====== Material for this exercise

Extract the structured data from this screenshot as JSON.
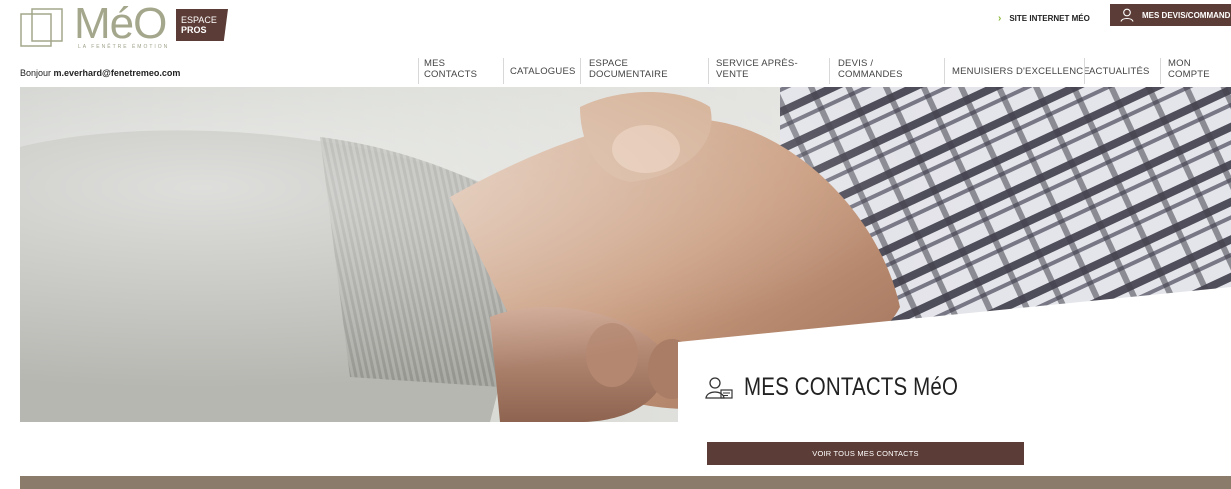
{
  "brand": {
    "logo_text": "MéO",
    "tagline": "LA FENÊTRE ÉMOTION",
    "badge_line1": "ESPACE",
    "badge_line2": "PROS",
    "accent_color": "#5c3c36",
    "logo_color": "#a4a78b"
  },
  "top_links": {
    "site": "SITE INTERNET MÉO",
    "site_icon": "chevron-right-icon",
    "devis": "MES DEVIS/COMMANDES",
    "devis_icon": "user-icon"
  },
  "greeting": {
    "prefix": "Bonjour ",
    "email": "m.everhard@fenetremeo.com"
  },
  "nav": {
    "items": [
      {
        "label": "MES CONTACTS"
      },
      {
        "label": "CATALOGUES"
      },
      {
        "label": "ESPACE DOCUMENTAIRE"
      },
      {
        "label": "SERVICE APRÈS-VENTE"
      },
      {
        "label": "DEVIS / COMMANDES"
      },
      {
        "label": "MENUISIERS D'EXCELLENCE"
      },
      {
        "label": "ACTUALITÉS"
      },
      {
        "label": "MON COMPTE"
      }
    ]
  },
  "hero": {
    "image": "handshake-photo",
    "title": "MES CONTACTS MéO",
    "title_icon": "contact-person-icon",
    "cta_label": "VOIR TOUS MES CONTACTS"
  }
}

============

> **Goal**
Using the material above, copy every line in which the string "icon" occurs.

> **Written answer**
    "site_icon": "chevron-right-icon",
    "devis_icon": "user-icon"
    "title_icon": "contact-person-icon",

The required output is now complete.